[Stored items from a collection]
--------------------------------
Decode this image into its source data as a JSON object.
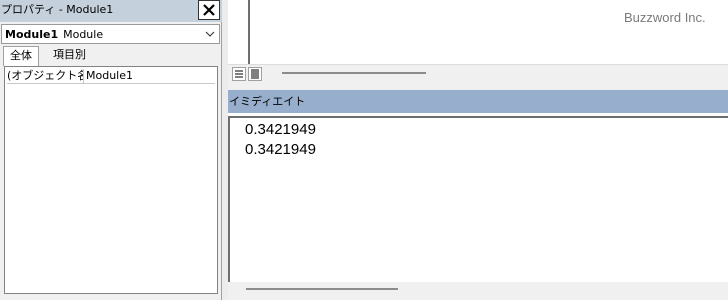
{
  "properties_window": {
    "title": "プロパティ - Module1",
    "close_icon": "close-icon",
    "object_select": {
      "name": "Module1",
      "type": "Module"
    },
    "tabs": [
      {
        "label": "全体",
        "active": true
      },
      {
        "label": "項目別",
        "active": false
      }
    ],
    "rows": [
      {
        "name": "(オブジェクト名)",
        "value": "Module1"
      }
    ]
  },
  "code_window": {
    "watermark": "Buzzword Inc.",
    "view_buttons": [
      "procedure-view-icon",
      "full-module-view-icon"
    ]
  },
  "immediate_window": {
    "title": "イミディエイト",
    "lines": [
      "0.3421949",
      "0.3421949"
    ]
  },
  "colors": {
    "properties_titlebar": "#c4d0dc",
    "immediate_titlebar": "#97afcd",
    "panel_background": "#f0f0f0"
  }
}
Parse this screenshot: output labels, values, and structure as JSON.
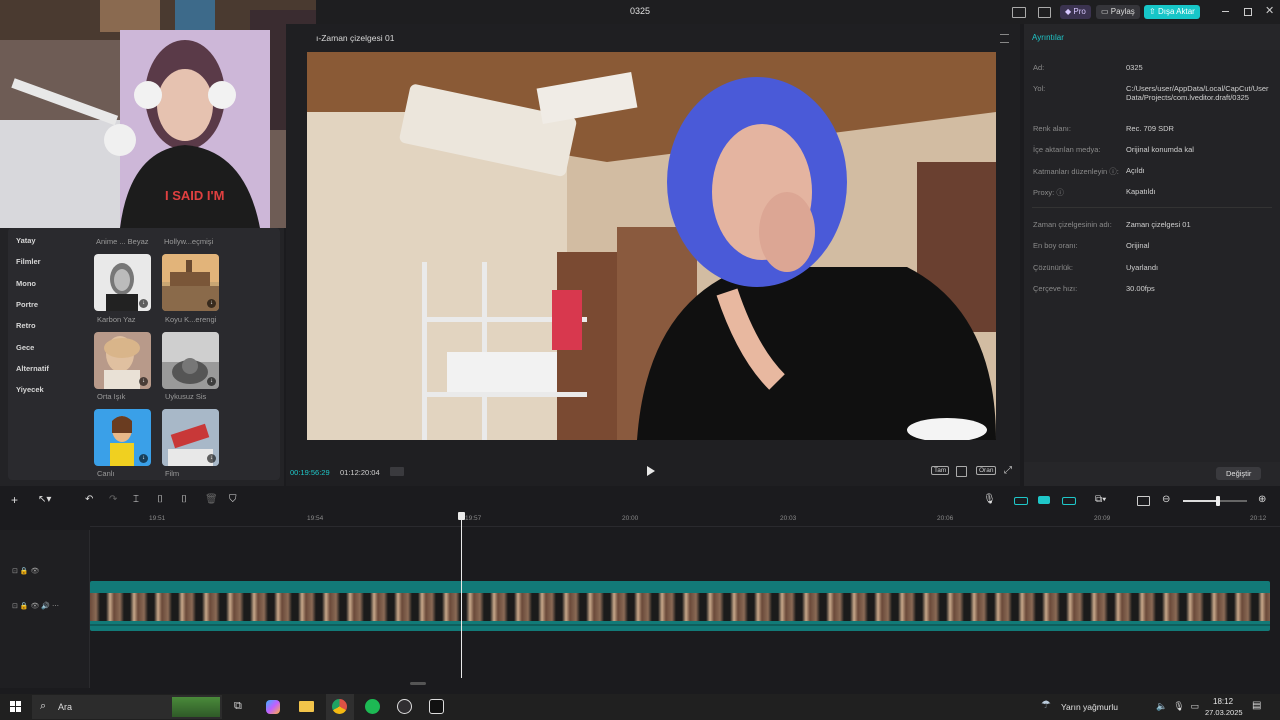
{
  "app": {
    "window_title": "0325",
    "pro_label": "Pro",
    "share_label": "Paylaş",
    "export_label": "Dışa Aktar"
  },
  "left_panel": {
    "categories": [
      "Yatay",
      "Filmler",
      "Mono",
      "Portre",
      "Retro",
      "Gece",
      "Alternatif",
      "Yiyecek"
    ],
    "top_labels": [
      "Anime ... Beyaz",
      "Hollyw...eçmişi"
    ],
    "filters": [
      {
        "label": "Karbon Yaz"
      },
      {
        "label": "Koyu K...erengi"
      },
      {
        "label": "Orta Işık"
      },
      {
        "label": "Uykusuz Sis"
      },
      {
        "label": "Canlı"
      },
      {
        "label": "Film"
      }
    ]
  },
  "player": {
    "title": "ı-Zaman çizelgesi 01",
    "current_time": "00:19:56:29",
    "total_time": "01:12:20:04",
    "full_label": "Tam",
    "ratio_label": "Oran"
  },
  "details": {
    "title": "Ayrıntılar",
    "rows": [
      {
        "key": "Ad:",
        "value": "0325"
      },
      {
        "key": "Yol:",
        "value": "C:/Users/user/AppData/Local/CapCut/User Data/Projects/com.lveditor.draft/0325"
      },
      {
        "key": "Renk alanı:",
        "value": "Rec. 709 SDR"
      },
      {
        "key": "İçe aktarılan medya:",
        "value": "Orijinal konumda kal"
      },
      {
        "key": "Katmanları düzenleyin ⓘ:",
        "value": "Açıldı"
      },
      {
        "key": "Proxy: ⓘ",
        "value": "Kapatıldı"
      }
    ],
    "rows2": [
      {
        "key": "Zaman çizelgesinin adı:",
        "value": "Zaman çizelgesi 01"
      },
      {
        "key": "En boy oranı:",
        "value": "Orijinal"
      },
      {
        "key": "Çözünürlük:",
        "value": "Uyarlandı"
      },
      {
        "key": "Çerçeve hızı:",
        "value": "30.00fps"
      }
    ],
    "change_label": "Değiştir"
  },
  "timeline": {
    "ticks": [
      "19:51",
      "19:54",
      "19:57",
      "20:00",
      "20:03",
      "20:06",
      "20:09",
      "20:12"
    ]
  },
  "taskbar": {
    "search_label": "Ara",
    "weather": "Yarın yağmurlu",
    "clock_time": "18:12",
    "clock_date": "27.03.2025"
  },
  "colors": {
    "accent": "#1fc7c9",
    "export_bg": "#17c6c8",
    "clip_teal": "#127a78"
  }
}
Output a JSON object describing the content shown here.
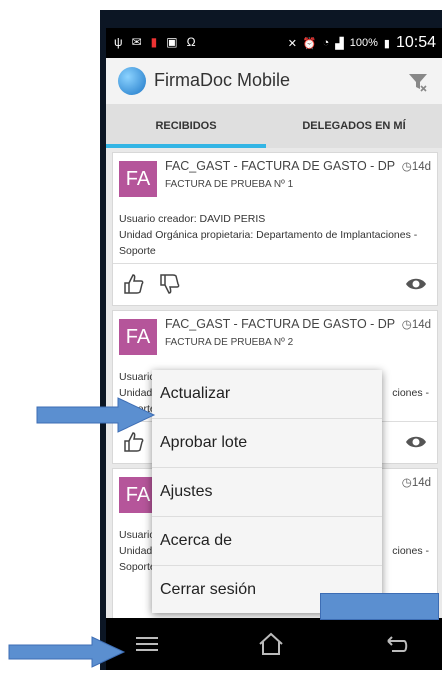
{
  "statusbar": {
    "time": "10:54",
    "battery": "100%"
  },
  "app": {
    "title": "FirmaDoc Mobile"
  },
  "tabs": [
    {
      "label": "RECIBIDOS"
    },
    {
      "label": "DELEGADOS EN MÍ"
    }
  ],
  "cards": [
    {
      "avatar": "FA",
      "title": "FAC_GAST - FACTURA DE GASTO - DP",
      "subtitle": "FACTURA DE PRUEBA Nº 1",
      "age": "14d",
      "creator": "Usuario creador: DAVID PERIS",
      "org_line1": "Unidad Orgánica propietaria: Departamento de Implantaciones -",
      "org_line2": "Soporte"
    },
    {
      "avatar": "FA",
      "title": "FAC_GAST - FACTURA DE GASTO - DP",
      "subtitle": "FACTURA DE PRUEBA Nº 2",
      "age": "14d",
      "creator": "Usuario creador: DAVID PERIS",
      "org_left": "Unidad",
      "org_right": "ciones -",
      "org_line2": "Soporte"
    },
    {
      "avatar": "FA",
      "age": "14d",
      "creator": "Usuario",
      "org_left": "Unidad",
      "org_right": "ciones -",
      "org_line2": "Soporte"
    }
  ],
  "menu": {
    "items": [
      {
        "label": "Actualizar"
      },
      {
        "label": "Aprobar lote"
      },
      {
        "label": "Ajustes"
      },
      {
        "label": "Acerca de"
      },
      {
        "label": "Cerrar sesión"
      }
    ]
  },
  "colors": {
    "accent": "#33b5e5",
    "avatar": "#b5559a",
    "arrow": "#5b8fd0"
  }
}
--------------------------------
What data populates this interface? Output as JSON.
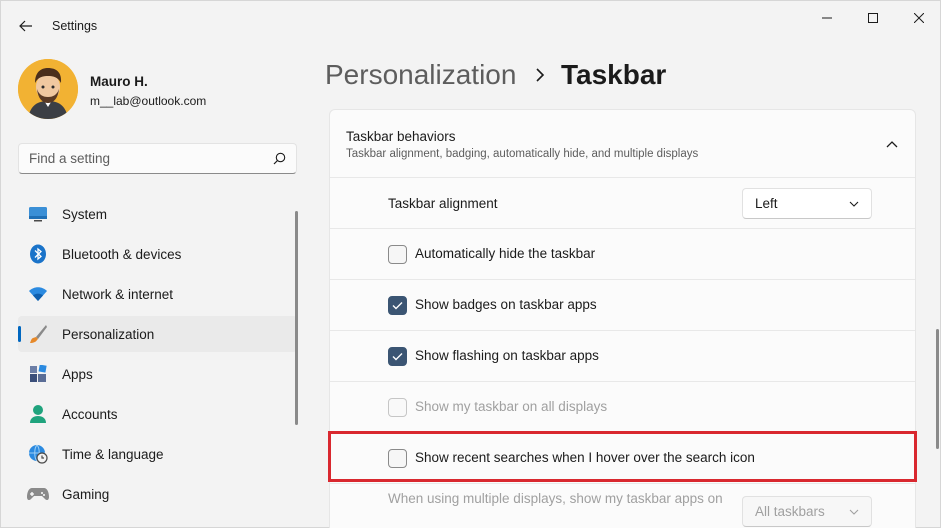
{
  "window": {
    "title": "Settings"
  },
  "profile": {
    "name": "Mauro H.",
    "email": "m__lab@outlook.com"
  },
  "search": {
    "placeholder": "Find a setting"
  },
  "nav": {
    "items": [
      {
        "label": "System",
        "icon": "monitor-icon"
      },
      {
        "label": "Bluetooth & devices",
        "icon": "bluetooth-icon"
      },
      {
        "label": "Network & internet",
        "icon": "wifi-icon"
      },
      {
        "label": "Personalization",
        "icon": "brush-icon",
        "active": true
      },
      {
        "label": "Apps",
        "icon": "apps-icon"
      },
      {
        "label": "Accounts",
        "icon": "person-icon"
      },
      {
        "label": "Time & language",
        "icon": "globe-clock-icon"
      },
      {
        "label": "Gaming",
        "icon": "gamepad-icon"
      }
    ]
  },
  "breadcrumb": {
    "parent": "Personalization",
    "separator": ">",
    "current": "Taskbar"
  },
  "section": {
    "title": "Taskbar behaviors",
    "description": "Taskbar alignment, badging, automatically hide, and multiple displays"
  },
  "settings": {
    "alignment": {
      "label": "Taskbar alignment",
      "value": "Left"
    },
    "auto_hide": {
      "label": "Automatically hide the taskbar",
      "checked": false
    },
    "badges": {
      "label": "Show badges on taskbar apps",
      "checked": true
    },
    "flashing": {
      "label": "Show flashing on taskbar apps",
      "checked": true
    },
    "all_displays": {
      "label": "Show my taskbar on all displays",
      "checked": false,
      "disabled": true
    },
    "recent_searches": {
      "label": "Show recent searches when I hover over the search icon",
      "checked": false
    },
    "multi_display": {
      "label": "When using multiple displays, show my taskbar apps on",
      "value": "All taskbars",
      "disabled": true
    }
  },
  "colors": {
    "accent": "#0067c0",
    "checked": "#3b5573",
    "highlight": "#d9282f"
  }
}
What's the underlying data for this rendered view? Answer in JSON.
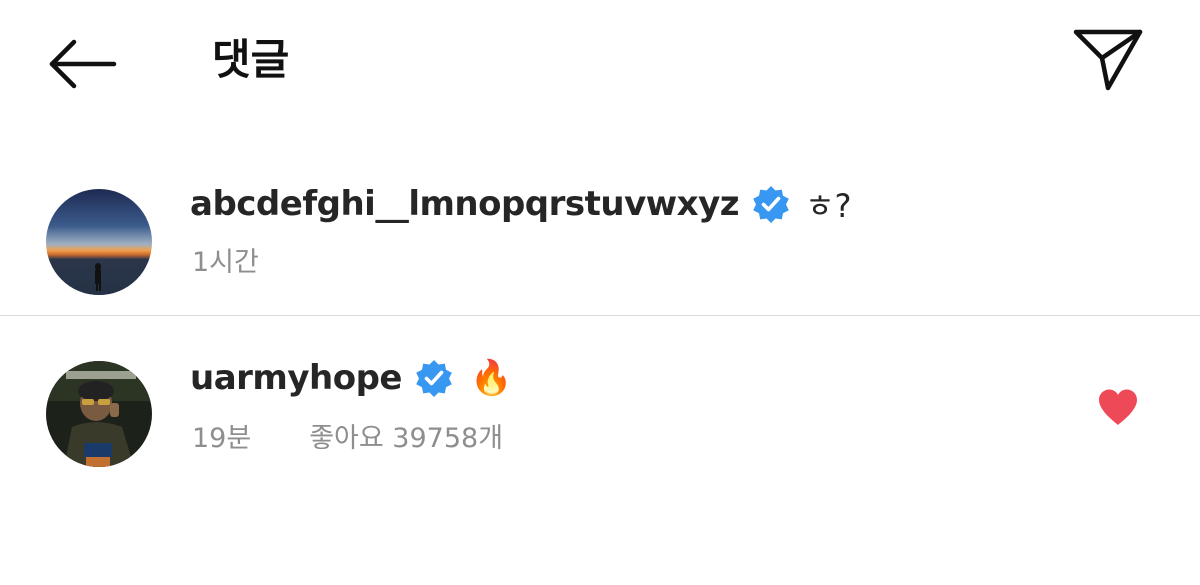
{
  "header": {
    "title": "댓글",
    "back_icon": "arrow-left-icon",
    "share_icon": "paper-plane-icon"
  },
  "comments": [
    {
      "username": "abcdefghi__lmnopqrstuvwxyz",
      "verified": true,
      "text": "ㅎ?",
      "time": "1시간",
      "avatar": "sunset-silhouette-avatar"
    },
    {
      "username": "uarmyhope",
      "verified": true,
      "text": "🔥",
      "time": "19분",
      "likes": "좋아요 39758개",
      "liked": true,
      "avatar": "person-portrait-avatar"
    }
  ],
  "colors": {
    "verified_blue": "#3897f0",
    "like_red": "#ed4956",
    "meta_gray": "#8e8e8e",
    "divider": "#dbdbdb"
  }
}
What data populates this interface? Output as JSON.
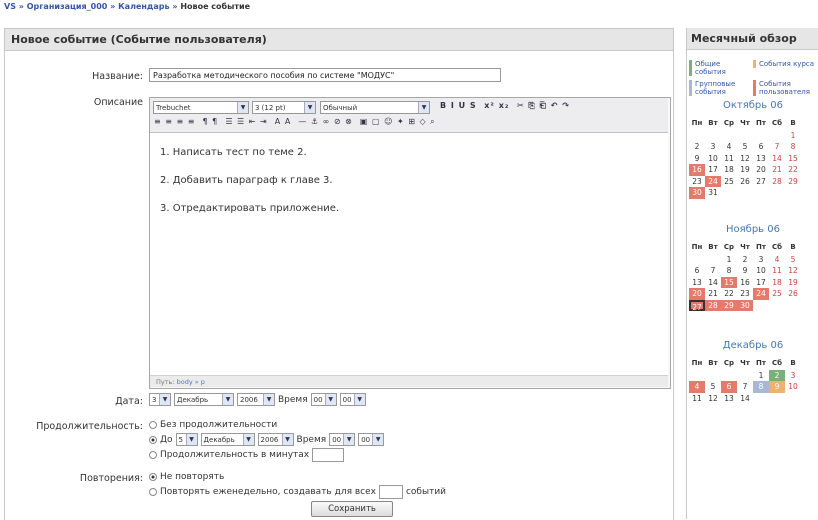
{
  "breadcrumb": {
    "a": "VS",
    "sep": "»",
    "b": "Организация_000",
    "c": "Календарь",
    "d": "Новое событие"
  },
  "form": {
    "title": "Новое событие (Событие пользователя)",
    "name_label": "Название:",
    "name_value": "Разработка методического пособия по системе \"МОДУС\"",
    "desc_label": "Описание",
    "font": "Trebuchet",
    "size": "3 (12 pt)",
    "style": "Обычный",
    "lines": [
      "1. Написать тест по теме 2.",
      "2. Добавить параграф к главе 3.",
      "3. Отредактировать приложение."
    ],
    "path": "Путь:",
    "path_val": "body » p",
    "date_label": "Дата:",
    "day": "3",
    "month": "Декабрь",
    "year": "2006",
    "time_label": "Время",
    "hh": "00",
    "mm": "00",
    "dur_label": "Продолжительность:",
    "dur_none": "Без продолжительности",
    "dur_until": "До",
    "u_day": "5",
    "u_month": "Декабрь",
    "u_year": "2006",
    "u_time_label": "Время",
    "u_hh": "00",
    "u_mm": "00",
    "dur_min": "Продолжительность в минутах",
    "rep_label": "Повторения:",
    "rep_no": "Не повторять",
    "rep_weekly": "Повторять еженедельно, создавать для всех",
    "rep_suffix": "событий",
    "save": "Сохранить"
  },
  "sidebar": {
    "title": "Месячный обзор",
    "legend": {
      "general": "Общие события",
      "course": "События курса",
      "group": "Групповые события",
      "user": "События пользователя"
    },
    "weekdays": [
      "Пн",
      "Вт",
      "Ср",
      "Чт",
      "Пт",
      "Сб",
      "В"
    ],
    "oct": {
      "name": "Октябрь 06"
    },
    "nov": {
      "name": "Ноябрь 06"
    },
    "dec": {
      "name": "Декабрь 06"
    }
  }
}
--------------------------------
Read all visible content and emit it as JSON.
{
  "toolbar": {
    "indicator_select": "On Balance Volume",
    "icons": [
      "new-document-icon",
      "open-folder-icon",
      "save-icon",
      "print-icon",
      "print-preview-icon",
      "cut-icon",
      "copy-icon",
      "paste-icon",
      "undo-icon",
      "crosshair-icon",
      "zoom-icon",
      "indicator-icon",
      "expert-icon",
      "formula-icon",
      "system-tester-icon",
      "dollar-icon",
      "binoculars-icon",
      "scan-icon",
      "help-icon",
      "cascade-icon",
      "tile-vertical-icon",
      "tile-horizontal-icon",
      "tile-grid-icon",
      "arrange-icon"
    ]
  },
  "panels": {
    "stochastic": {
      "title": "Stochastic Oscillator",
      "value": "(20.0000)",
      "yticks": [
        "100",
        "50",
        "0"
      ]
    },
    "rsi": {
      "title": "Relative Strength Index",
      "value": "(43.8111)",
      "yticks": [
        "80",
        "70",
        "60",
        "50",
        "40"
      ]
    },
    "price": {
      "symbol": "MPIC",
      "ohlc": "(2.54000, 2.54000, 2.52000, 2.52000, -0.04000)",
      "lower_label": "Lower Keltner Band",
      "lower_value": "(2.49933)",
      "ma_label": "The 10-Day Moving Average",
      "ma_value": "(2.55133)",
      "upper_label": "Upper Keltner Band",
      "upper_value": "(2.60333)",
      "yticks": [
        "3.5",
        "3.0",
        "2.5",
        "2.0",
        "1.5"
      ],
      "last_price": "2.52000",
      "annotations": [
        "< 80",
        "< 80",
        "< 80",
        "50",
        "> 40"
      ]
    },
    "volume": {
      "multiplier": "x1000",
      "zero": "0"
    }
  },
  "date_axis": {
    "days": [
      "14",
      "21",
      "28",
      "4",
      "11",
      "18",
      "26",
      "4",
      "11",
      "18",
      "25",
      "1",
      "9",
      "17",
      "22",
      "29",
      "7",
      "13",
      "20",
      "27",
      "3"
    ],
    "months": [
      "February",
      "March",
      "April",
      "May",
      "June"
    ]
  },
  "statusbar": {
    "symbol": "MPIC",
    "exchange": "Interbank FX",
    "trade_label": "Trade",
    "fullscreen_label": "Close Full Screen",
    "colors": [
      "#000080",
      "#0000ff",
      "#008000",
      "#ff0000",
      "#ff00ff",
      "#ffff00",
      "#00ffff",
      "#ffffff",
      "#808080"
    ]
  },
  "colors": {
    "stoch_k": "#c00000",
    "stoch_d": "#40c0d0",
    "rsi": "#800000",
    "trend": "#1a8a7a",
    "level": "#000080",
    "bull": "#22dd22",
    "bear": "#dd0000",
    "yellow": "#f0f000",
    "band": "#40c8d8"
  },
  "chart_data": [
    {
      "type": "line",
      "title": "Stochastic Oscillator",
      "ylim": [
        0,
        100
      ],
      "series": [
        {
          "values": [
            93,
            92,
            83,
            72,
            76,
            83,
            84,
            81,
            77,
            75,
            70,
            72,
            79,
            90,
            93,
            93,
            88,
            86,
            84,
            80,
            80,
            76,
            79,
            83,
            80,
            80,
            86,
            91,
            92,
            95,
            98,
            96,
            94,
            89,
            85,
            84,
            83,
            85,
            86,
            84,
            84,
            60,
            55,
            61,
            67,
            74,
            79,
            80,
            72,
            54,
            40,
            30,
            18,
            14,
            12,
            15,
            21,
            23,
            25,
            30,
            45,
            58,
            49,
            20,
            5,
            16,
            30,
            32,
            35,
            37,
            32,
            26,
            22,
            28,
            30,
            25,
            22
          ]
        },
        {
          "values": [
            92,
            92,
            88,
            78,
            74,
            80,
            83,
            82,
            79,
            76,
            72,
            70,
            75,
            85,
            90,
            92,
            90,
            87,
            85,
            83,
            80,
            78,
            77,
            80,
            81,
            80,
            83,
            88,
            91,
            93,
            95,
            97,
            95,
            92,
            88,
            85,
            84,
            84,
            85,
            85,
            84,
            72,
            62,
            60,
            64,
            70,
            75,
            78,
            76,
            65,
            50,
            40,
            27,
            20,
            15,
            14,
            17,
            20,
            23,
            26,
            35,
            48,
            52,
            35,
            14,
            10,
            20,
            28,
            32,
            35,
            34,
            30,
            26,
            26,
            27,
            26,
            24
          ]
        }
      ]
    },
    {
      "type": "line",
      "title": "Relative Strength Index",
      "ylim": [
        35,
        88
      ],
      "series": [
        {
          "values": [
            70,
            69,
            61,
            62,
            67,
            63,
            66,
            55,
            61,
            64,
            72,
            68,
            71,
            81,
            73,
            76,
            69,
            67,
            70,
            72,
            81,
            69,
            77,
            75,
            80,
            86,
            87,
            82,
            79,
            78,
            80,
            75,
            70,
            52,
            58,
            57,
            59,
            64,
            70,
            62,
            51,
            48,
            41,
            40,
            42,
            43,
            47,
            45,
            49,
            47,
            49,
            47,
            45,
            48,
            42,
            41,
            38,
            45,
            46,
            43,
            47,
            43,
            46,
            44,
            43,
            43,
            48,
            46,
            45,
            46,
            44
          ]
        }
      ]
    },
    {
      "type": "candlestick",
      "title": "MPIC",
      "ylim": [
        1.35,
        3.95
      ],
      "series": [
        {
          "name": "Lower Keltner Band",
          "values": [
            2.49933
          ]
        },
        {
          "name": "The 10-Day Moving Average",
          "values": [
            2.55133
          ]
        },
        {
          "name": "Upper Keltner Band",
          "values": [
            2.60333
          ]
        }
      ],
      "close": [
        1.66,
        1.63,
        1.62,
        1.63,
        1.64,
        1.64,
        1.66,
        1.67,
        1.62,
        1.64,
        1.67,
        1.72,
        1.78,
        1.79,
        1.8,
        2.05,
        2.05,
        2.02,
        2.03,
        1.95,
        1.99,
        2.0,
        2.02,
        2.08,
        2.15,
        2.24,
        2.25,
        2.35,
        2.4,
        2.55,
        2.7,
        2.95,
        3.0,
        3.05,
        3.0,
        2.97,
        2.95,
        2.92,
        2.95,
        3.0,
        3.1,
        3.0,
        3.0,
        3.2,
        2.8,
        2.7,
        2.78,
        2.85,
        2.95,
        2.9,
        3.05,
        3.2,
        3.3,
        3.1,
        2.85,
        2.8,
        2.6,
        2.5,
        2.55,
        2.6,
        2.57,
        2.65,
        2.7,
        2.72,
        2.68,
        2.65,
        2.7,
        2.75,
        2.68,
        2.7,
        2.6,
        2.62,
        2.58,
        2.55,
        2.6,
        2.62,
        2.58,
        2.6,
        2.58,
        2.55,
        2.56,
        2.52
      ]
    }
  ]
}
--------------------------------
■ GIVEN INSTRUCTION ■
Filter the entries and copy out every line with the word "this".

■ FINISHED EXERCISE ■
Decode this image into its source data as a JSON object.
Parse this screenshot: output labels, values, and structure as JSON.
What data populates this interface? Output as JSON.
What's the underlying data for this rendered view? Answer in JSON.
What data populates this interface? Output as JSON.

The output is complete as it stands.